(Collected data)
========================
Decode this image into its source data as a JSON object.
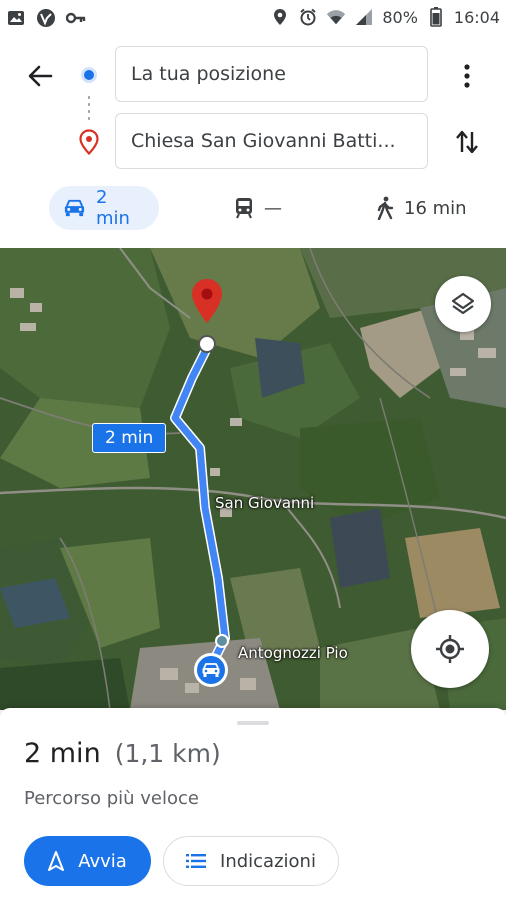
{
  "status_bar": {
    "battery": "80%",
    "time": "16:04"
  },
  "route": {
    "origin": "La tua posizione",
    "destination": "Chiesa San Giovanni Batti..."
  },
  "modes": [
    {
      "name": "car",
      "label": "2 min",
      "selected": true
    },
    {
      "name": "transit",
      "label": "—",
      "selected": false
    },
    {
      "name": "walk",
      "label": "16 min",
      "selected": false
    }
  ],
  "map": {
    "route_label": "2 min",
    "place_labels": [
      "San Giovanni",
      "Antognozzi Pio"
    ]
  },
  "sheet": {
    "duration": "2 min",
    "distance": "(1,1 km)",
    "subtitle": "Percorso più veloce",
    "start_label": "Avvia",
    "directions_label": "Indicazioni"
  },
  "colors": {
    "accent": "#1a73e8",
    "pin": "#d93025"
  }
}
========================
Pictures appear in the records above. Output everything except them, exactly.

Decode this image into its source data as a JSON object.
{
  "status_bar": {
    "battery": "80%",
    "time": "16:04"
  },
  "route": {
    "origin": "La tua posizione",
    "destination": "Chiesa San Giovanni Batti..."
  },
  "modes": [
    {
      "name": "car",
      "label": "2 min",
      "selected": true
    },
    {
      "name": "transit",
      "label": "—",
      "selected": false
    },
    {
      "name": "walk",
      "label": "16 min",
      "selected": false
    }
  ],
  "map": {
    "route_label": "2 min",
    "place_labels": [
      "San Giovanni",
      "Antognozzi Pio"
    ]
  },
  "sheet": {
    "duration": "2 min",
    "distance": "(1,1 km)",
    "subtitle": "Percorso più veloce",
    "start_label": "Avvia",
    "directions_label": "Indicazioni"
  },
  "colors": {
    "accent": "#1a73e8",
    "pin": "#d93025"
  }
}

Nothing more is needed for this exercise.